Copy every record below, exactly as written.
* * * * * * *
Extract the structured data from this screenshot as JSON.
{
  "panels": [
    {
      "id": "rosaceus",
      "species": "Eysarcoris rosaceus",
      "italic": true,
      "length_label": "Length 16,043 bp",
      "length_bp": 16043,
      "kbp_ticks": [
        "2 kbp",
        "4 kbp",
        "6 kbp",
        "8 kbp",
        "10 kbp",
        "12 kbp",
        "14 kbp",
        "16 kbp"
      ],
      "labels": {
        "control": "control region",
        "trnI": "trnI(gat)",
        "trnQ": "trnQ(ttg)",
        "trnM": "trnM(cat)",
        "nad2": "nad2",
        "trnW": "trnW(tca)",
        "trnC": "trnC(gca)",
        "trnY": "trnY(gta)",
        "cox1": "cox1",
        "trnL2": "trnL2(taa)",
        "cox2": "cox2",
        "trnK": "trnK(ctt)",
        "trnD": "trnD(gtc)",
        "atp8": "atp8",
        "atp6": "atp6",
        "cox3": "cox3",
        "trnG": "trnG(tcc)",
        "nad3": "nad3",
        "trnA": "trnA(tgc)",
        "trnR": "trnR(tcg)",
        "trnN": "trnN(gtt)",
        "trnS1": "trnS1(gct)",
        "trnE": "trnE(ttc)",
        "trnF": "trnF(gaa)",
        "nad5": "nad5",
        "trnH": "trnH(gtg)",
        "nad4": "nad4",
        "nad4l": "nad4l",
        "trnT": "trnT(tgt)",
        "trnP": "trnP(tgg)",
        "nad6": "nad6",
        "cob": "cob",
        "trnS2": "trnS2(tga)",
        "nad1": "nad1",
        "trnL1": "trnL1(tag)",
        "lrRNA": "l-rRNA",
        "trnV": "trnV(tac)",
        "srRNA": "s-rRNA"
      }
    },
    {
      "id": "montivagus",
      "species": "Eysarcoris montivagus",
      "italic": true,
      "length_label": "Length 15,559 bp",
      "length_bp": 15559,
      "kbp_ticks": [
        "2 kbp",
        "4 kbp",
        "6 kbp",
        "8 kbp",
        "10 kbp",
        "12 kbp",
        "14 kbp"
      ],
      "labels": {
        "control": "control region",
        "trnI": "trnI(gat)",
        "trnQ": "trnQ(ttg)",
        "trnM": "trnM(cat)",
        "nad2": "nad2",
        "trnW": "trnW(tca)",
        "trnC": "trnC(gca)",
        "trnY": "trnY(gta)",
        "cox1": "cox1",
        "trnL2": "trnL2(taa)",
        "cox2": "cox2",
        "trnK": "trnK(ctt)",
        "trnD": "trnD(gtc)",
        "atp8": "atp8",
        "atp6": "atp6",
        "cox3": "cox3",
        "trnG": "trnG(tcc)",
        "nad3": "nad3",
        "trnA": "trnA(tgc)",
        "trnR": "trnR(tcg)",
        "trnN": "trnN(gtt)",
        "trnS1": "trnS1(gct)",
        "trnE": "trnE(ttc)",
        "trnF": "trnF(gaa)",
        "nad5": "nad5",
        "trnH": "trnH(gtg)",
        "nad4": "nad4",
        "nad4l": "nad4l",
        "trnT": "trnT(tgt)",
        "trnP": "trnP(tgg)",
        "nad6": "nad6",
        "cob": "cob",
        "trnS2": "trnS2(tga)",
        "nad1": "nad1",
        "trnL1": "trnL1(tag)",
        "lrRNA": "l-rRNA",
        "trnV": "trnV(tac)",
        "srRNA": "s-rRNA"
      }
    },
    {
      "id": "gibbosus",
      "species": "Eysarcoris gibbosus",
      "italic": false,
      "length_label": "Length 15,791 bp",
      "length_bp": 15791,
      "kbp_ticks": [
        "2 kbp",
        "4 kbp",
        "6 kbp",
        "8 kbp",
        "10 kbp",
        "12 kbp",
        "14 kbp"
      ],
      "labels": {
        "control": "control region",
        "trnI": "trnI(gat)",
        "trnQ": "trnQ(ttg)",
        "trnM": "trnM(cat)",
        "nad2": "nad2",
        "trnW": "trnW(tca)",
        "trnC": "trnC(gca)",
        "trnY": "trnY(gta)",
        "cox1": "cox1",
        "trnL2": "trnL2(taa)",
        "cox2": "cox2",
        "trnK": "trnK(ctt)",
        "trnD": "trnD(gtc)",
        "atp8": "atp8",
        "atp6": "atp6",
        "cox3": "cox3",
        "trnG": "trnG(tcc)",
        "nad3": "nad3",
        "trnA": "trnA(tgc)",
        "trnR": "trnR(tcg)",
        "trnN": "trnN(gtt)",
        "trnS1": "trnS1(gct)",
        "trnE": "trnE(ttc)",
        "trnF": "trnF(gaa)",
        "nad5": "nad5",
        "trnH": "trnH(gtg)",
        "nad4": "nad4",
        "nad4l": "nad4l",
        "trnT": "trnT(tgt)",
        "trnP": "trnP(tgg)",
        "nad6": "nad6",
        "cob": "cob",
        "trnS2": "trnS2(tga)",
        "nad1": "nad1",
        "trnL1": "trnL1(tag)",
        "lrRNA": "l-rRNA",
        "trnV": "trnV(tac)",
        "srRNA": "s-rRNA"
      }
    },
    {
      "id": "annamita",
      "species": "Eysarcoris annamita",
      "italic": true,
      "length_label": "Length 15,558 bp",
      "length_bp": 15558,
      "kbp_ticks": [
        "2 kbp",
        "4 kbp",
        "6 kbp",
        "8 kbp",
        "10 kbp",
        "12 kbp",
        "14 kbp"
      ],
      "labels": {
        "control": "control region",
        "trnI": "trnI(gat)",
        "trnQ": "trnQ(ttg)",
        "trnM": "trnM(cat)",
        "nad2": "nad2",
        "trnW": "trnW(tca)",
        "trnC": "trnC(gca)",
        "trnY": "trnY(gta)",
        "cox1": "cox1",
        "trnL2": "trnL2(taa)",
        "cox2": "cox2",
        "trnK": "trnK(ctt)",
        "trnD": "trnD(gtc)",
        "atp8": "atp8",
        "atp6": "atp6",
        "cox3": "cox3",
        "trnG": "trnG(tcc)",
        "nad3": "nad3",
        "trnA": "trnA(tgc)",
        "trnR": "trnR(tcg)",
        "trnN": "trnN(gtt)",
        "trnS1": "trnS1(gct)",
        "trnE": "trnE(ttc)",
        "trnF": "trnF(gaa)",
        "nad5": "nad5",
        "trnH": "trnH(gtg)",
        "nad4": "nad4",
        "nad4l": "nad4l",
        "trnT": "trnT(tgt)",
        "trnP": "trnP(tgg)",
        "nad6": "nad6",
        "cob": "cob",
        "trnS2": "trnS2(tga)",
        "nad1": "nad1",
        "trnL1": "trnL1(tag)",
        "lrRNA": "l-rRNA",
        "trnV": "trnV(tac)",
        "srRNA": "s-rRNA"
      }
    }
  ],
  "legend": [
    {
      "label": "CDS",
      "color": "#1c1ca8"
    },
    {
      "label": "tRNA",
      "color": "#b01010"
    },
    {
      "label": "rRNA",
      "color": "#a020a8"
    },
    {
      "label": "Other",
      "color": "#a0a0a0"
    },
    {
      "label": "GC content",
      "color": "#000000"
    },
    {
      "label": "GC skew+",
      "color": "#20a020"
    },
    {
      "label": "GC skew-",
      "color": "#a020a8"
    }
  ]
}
* * * * * * *
EXPECTED ANSWER —
Extract the structured data from this screenshot as JSON.
{
  "panels": [
    {
      "id": "rosaceus",
      "species": "Eysarcoris rosaceus",
      "italic": true,
      "length_label": "Length 16,043 bp",
      "length_bp": 16043,
      "kbp_ticks": [
        "2 kbp",
        "4 kbp",
        "6 kbp",
        "8 kbp",
        "10 kbp",
        "12 kbp",
        "14 kbp",
        "16 kbp"
      ],
      "labels": {
        "control": "control region",
        "trnI": "trnI(gat)",
        "trnQ": "trnQ(ttg)",
        "trnM": "trnM(cat)",
        "nad2": "nad2",
        "trnW": "trnW(tca)",
        "trnC": "trnC(gca)",
        "trnY": "trnY(gta)",
        "cox1": "cox1",
        "trnL2": "trnL2(taa)",
        "cox2": "cox2",
        "trnK": "trnK(ctt)",
        "trnD": "trnD(gtc)",
        "atp8": "atp8",
        "atp6": "atp6",
        "cox3": "cox3",
        "trnG": "trnG(tcc)",
        "nad3": "nad3",
        "trnA": "trnA(tgc)",
        "trnR": "trnR(tcg)",
        "trnN": "trnN(gtt)",
        "trnS1": "trnS1(gct)",
        "trnE": "trnE(ttc)",
        "trnF": "trnF(gaa)",
        "nad5": "nad5",
        "trnH": "trnH(gtg)",
        "nad4": "nad4",
        "nad4l": "nad4l",
        "trnT": "trnT(tgt)",
        "trnP": "trnP(tgg)",
        "nad6": "nad6",
        "cob": "cob",
        "trnS2": "trnS2(tga)",
        "nad1": "nad1",
        "trnL1": "trnL1(tag)",
        "lrRNA": "l-rRNA",
        "trnV": "trnV(tac)",
        "srRNA": "s-rRNA"
      }
    },
    {
      "id": "montivagus",
      "species": "Eysarcoris montivagus",
      "italic": true,
      "length_label": "Length 15,559 bp",
      "length_bp": 15559,
      "kbp_ticks": [
        "2 kbp",
        "4 kbp",
        "6 kbp",
        "8 kbp",
        "10 kbp",
        "12 kbp",
        "14 kbp"
      ],
      "labels": {
        "control": "control region",
        "trnI": "trnI(gat)",
        "trnQ": "trnQ(ttg)",
        "trnM": "trnM(cat)",
        "nad2": "nad2",
        "trnW": "trnW(tca)",
        "trnC": "trnC(gca)",
        "trnY": "trnY(gta)",
        "cox1": "cox1",
        "trnL2": "trnL2(taa)",
        "cox2": "cox2",
        "trnK": "trnK(ctt)",
        "trnD": "trnD(gtc)",
        "atp8": "atp8",
        "atp6": "atp6",
        "cox3": "cox3",
        "trnG": "trnG(tcc)",
        "nad3": "nad3",
        "trnA": "trnA(tgc)",
        "trnR": "trnR(tcg)",
        "trnN": "trnN(gtt)",
        "trnS1": "trnS1(gct)",
        "trnE": "trnE(ttc)",
        "trnF": "trnF(gaa)",
        "nad5": "nad5",
        "trnH": "trnH(gtg)",
        "nad4": "nad4",
        "nad4l": "nad4l",
        "trnT": "trnT(tgt)",
        "trnP": "trnP(tgg)",
        "nad6": "nad6",
        "cob": "cob",
        "trnS2": "trnS2(tga)",
        "nad1": "nad1",
        "trnL1": "trnL1(tag)",
        "lrRNA": "l-rRNA",
        "trnV": "trnV(tac)",
        "srRNA": "s-rRNA"
      }
    },
    {
      "id": "gibbosus",
      "species": "Eysarcoris gibbosus",
      "italic": false,
      "length_label": "Length 15,791 bp",
      "length_bp": 15791,
      "kbp_ticks": [
        "2 kbp",
        "4 kbp",
        "6 kbp",
        "8 kbp",
        "10 kbp",
        "12 kbp",
        "14 kbp"
      ],
      "labels": {
        "control": "control region",
        "trnI": "trnI(gat)",
        "trnQ": "trnQ(ttg)",
        "trnM": "trnM(cat)",
        "nad2": "nad2",
        "trnW": "trnW(tca)",
        "trnC": "trnC(gca)",
        "trnY": "trnY(gta)",
        "cox1": "cox1",
        "trnL2": "trnL2(taa)",
        "cox2": "cox2",
        "trnK": "trnK(ctt)",
        "trnD": "trnD(gtc)",
        "atp8": "atp8",
        "atp6": "atp6",
        "cox3": "cox3",
        "trnG": "trnG(tcc)",
        "nad3": "nad3",
        "trnA": "trnA(tgc)",
        "trnR": "trnR(tcg)",
        "trnN": "trnN(gtt)",
        "trnS1": "trnS1(gct)",
        "trnE": "trnE(ttc)",
        "trnF": "trnF(gaa)",
        "nad5": "nad5",
        "trnH": "trnH(gtg)",
        "nad4": "nad4",
        "nad4l": "nad4l",
        "trnT": "trnT(tgt)",
        "trnP": "trnP(tgg)",
        "nad6": "nad6",
        "cob": "cob",
        "trnS2": "trnS2(tga)",
        "nad1": "nad1",
        "trnL1": "trnL1(tag)",
        "lrRNA": "l-rRNA",
        "trnV": "trnV(tac)",
        "srRNA": "s-rRNA"
      }
    },
    {
      "id": "annamita",
      "species": "Eysarcoris annamita",
      "italic": true,
      "length_label": "Length 15,558 bp",
      "length_bp": 15558,
      "kbp_ticks": [
        "2 kbp",
        "4 kbp",
        "6 kbp",
        "8 kbp",
        "10 kbp",
        "12 kbp",
        "14 kbp"
      ],
      "labels": {
        "control": "control region",
        "trnI": "trnI(gat)",
        "trnQ": "trnQ(ttg)",
        "trnM": "trnM(cat)",
        "nad2": "nad2",
        "trnW": "trnW(tca)",
        "trnC": "trnC(gca)",
        "trnY": "trnY(gta)",
        "cox1": "cox1",
        "trnL2": "trnL2(taa)",
        "cox2": "cox2",
        "trnK": "trnK(ctt)",
        "trnD": "trnD(gtc)",
        "atp8": "atp8",
        "atp6": "atp6",
        "cox3": "cox3",
        "trnG": "trnG(tcc)",
        "nad3": "nad3",
        "trnA": "trnA(tgc)",
        "trnR": "trnR(tcg)",
        "trnN": "trnN(gtt)",
        "trnS1": "trnS1(gct)",
        "trnE": "trnE(ttc)",
        "trnF": "trnF(gaa)",
        "nad5": "nad5",
        "trnH": "trnH(gtg)",
        "nad4": "nad4",
        "nad4l": "nad4l",
        "trnT": "trnT(tgt)",
        "trnP": "trnP(tgg)",
        "nad6": "nad6",
        "cob": "cob",
        "trnS2": "trnS2(tga)",
        "nad1": "nad1",
        "trnL1": "trnL1(tag)",
        "lrRNA": "l-rRNA",
        "trnV": "trnV(tac)",
        "srRNA": "s-rRNA"
      }
    }
  ],
  "legend": [
    {
      "label": "CDS",
      "color": "#1c1ca8"
    },
    {
      "label": "tRNA",
      "color": "#b01010"
    },
    {
      "label": "rRNA",
      "color": "#a020a8"
    },
    {
      "label": "Other",
      "color": "#a0a0a0"
    },
    {
      "label": "GC content",
      "color": "#000000"
    },
    {
      "label": "GC skew+",
      "color": "#20a020"
    },
    {
      "label": "GC skew-",
      "color": "#a020a8"
    }
  ]
}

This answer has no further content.